Instructions for the task:
Give the listing from its first line through the line containing "best-seller-badge: #5 BEST" as a JSON list of strings, one string per line, with blank lines left out.
━━━━━ Provided records ━━━━━
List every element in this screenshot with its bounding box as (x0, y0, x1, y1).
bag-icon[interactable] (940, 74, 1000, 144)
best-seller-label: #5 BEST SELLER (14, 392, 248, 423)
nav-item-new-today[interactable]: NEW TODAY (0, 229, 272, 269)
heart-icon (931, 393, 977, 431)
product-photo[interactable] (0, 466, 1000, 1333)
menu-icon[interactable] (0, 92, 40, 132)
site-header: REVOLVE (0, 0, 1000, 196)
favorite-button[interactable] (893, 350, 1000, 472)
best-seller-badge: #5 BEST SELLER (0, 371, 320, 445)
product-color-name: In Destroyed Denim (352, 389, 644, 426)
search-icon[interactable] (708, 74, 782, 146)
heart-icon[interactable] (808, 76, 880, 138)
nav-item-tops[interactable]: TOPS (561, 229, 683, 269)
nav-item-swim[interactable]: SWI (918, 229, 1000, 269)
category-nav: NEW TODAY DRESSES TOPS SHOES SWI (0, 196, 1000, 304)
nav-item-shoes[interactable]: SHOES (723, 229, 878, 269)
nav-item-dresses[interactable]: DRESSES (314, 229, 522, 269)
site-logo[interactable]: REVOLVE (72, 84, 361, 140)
━━━━━
Task answer:
[
  "List every element in this screenshot with its bounding box as (x0, y0, x1, y1).",
  "bag-icon[interactable] (940, 74, 1000, 144)",
  "best-seller-label: #5 BEST SELLER (14, 392, 248, 423)",
  "nav-item-new-today[interactable]: NEW TODAY (0, 229, 272, 269)",
  "heart-icon (931, 393, 977, 431)",
  "product-photo[interactable] (0, 466, 1000, 1333)",
  "menu-icon[interactable] (0, 92, 40, 132)",
  "site-header: REVOLVE (0, 0, 1000, 196)",
  "favorite-button[interactable] (893, 350, 1000, 472)",
  "best-seller-badge: #5 BEST SELLER (0, 371, 320, 445)"
]